__REQUIRED WORK__: In the copy, include every entry exactly but none of the pictures.

%%

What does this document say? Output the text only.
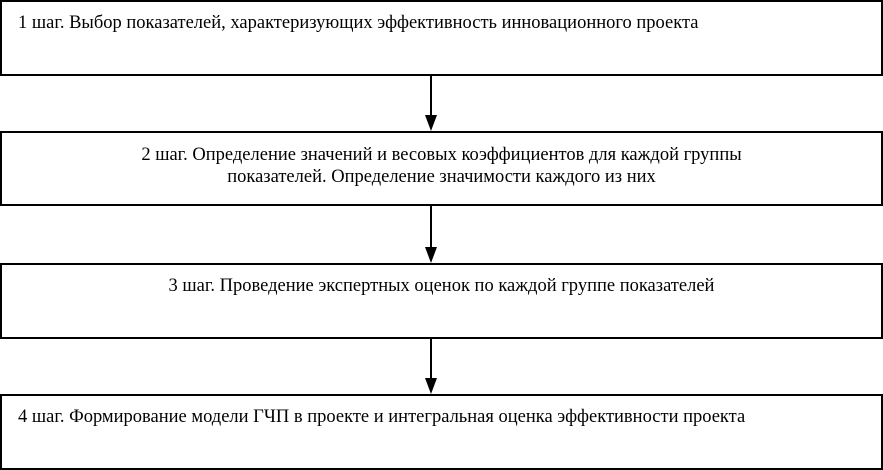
1 шаг. Выбор показателей, характеризующих эффективность инновационного проекта
2 шаг. Определение значений и весовых коэффициентов для каждой группы
показателей. Определение значимости каждого из них
3 шаг. Проведение экспертных оценок по каждой группе показателей
4 шаг. Формирование модели ГЧП в проекте и интегральная оценка эффективности проекта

%%

__SOLUTION FOR THIS PROBLEM__:
What does this document say? Output the text only.
1 шаг. Выбор показателей, характеризующих эффективность инновационного проекта
2 шаг. Определение значений и весовых коэффициентов для каждой группы
показателей. Определение значимости каждого из них
3 шаг. Проведение экспертных оценок по каждой группе показателей
4 шаг. Формирование модели ГЧП в проекте и интегральная оценка эффективности проекта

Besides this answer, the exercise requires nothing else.